▶ [Given request]: Every line of the material is to be repeated exactly as it stands.

▶ [Supplied material]:
-- BEGIN --

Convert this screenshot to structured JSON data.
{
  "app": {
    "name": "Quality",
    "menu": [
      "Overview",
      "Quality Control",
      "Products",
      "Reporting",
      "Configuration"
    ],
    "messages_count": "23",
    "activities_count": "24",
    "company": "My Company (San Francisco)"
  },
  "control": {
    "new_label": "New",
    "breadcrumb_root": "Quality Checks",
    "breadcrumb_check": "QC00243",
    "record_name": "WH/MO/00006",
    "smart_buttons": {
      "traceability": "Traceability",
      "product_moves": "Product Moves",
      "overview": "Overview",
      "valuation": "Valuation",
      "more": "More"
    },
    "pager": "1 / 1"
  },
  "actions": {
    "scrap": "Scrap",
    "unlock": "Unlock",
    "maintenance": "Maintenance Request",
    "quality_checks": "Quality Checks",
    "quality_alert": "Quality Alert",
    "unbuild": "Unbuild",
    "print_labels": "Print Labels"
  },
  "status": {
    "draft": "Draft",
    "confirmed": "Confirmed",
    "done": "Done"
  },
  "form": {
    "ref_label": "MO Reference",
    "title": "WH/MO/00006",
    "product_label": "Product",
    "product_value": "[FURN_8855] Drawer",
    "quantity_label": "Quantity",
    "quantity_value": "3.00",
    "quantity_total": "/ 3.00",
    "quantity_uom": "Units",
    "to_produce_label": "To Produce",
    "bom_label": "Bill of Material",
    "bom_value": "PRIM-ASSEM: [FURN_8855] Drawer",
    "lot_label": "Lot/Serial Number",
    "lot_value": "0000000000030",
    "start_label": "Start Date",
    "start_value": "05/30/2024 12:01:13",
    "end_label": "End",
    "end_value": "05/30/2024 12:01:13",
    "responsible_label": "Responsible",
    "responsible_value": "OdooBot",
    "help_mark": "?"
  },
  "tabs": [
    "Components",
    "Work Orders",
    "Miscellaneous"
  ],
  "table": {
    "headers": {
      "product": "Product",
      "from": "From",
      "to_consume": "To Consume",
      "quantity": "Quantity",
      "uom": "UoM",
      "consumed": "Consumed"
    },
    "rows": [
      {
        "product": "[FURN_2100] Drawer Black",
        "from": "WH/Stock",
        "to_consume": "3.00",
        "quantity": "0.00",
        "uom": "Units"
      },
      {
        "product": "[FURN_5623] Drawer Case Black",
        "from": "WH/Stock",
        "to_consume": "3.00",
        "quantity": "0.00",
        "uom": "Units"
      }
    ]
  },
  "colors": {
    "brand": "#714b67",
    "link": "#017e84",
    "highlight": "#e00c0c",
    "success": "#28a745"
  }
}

-- END --

▶ [Task response]:
Convert this screenshot to structured JSON data.
{
  "app": {
    "name": "Quality",
    "menu": [
      "Overview",
      "Quality Control",
      "Products",
      "Reporting",
      "Configuration"
    ],
    "messages_count": "23",
    "activities_count": "24",
    "company": "My Company (San Francisco)"
  },
  "control": {
    "new_label": "New",
    "breadcrumb_root": "Quality Checks",
    "breadcrumb_check": "QC00243",
    "record_name": "WH/MO/00006",
    "smart_buttons": {
      "traceability": "Traceability",
      "product_moves": "Product Moves",
      "overview": "Overview",
      "valuation": "Valuation",
      "more": "More"
    },
    "pager": "1 / 1"
  },
  "actions": {
    "scrap": "Scrap",
    "unlock": "Unlock",
    "maintenance": "Maintenance Request",
    "quality_checks": "Quality Checks",
    "quality_alert": "Quality Alert",
    "unbuild": "Unbuild",
    "print_labels": "Print Labels"
  },
  "status": {
    "draft": "Draft",
    "confirmed": "Confirmed",
    "done": "Done"
  },
  "form": {
    "ref_label": "MO Reference",
    "title": "WH/MO/00006",
    "product_label": "Product",
    "product_value": "[FURN_8855] Drawer",
    "quantity_label": "Quantity",
    "quantity_value": "3.00",
    "quantity_total": "/ 3.00",
    "quantity_uom": "Units",
    "to_produce_label": "To Produce",
    "bom_label": "Bill of Material",
    "bom_value": "PRIM-ASSEM: [FURN_8855] Drawer",
    "lot_label": "Lot/Serial Number",
    "lot_value": "0000000000030",
    "start_label": "Start Date",
    "start_value": "05/30/2024 12:01:13",
    "end_label": "End",
    "end_value": "05/30/2024 12:01:13",
    "responsible_label": "Responsible",
    "responsible_value": "OdooBot",
    "help_mark": "?"
  },
  "tabs": [
    "Components",
    "Work Orders",
    "Miscellaneous"
  ],
  "table": {
    "headers": {
      "product": "Product",
      "from": "From",
      "to_consume": "To Consume",
      "quantity": "Quantity",
      "uom": "UoM",
      "consumed": "Consumed"
    },
    "rows": [
      {
        "product": "[FURN_2100] Drawer Black",
        "from": "WH/Stock",
        "to_consume": "3.00",
        "quantity": "0.00",
        "uom": "Units"
      },
      {
        "product": "[FURN_5623] Drawer Case Black",
        "from": "WH/Stock",
        "to_consume": "3.00",
        "quantity": "0.00",
        "uom": "Units"
      }
    ]
  },
  "colors": {
    "brand": "#714b67",
    "link": "#017e84",
    "highlight": "#e00c0c",
    "success": "#28a745"
  }
}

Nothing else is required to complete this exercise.